%%

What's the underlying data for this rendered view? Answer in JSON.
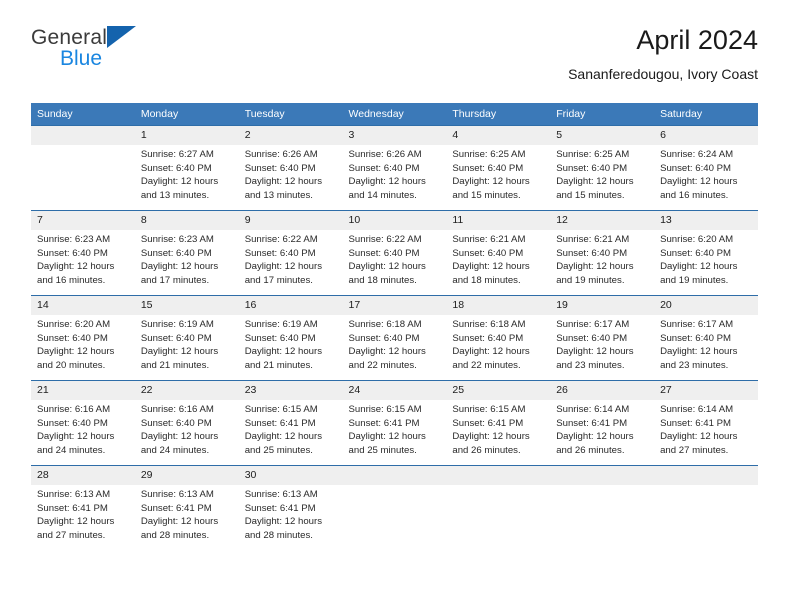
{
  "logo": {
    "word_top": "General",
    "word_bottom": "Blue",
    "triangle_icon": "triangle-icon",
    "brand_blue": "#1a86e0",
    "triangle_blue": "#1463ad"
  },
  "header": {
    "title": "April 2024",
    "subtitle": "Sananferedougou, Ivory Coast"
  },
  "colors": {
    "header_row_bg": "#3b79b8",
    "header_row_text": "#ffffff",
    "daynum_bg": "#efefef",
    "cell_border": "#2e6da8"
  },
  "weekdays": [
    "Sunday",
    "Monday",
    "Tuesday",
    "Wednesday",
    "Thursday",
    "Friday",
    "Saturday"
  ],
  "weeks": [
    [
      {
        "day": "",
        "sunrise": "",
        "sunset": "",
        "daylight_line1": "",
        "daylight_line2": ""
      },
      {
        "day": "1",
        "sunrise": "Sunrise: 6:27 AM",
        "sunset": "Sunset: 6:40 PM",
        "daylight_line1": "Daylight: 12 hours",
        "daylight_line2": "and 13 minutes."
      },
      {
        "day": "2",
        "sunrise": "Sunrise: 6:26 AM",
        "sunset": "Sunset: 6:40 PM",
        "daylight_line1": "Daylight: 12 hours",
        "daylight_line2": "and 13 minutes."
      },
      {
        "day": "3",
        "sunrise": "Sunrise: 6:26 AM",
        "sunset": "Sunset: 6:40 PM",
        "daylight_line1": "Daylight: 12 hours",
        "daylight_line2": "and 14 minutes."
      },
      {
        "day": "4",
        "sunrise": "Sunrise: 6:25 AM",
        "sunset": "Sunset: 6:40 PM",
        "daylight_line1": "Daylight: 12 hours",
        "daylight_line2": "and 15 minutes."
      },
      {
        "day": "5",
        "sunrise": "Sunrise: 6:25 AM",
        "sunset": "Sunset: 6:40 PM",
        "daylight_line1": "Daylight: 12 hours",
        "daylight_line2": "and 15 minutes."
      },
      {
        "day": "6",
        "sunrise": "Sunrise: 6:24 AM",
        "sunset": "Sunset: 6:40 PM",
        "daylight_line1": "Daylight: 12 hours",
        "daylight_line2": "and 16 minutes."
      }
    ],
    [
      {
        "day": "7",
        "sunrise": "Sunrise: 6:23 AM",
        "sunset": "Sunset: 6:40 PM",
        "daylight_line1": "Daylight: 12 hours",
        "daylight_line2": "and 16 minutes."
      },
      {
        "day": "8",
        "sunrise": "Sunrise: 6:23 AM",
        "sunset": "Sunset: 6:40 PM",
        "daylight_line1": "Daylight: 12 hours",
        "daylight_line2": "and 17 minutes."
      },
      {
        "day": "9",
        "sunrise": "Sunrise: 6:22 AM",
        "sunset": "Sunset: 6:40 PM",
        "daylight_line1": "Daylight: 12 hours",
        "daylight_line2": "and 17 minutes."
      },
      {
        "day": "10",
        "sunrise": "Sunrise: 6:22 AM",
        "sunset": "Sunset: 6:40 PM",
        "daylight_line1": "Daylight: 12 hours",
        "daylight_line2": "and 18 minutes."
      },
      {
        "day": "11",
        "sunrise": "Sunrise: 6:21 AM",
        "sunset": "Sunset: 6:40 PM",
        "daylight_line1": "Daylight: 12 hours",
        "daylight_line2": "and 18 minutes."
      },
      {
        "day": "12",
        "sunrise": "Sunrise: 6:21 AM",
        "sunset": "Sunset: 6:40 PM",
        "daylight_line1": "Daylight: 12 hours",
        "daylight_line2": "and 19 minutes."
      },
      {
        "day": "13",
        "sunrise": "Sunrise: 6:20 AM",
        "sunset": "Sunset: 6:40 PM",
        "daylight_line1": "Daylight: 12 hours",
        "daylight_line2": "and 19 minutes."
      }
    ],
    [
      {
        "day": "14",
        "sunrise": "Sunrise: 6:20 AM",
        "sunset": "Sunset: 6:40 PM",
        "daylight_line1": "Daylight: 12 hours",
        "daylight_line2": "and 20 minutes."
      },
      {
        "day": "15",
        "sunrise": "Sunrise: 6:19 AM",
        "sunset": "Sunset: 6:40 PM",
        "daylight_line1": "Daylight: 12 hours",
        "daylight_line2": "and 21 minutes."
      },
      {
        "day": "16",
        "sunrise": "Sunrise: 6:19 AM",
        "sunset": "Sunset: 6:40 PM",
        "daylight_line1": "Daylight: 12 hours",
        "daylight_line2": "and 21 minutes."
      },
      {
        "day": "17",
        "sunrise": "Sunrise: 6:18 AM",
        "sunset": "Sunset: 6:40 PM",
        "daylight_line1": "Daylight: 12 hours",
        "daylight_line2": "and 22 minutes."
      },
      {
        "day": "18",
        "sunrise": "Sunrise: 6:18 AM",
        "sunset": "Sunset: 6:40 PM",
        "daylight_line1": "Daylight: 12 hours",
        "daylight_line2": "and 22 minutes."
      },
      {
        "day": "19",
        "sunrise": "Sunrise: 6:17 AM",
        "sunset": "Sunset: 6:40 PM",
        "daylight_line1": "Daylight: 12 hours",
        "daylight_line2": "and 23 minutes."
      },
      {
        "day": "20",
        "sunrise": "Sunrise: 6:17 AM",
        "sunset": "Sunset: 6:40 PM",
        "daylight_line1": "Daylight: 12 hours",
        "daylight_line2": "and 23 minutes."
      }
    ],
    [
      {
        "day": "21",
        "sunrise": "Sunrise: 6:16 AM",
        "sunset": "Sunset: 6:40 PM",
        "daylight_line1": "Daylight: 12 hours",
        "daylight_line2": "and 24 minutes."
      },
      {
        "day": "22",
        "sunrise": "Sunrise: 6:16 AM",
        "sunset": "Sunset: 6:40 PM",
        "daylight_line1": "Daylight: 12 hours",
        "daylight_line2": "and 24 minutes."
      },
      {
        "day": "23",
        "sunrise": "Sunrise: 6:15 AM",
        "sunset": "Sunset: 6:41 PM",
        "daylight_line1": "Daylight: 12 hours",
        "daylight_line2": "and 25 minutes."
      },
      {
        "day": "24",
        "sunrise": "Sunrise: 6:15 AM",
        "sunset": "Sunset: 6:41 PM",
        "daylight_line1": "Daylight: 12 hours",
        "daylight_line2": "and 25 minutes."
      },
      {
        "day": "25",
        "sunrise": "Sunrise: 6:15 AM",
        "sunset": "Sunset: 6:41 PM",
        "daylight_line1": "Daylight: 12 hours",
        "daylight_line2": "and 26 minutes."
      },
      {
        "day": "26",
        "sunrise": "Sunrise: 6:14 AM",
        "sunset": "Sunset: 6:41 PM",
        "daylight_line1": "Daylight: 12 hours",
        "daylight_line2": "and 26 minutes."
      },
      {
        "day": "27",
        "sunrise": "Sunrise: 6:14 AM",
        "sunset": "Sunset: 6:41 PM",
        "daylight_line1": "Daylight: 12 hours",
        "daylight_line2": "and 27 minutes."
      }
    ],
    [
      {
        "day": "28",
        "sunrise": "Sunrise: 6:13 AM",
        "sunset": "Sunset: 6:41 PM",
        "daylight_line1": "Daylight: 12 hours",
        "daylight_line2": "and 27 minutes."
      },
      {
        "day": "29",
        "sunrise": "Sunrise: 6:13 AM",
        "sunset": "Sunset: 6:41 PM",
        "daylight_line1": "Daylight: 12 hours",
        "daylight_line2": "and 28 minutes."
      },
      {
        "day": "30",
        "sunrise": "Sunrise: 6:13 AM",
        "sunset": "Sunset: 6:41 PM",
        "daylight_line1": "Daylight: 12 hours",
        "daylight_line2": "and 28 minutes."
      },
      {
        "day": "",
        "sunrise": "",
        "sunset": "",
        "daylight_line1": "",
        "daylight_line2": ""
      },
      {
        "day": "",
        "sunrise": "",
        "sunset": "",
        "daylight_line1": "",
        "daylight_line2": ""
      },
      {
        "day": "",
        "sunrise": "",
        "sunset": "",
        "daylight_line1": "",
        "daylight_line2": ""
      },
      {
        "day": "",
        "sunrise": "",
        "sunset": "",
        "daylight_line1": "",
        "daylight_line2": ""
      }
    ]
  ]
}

%%
%%

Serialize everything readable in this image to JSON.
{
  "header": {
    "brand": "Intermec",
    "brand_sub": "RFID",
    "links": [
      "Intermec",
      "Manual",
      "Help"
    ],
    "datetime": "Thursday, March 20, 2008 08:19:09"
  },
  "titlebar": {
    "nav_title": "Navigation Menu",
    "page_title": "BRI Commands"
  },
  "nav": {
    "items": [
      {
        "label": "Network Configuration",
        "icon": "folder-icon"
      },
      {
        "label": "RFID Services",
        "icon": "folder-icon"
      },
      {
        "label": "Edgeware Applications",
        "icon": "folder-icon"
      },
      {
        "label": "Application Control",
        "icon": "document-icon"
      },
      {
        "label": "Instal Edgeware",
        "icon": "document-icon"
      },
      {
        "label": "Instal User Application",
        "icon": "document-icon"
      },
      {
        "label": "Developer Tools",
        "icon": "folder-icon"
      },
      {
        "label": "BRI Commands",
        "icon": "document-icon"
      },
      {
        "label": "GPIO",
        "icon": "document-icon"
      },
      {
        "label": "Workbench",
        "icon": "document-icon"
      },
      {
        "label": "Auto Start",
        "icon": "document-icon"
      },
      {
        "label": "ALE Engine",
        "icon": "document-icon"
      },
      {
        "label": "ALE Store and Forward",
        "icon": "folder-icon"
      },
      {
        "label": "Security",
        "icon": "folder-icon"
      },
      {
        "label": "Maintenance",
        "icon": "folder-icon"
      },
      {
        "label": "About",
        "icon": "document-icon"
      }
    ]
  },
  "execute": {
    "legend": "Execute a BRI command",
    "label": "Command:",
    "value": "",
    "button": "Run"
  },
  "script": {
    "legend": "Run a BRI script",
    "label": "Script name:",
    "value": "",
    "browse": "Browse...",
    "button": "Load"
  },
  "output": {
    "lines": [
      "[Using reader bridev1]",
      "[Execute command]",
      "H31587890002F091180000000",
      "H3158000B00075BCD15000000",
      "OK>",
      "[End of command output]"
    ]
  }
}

%%

List every line above that contains the word "Edgeware".

# Solution to this problem
        "label": "Edgeware Applications",
        "label": "Instal Edgeware",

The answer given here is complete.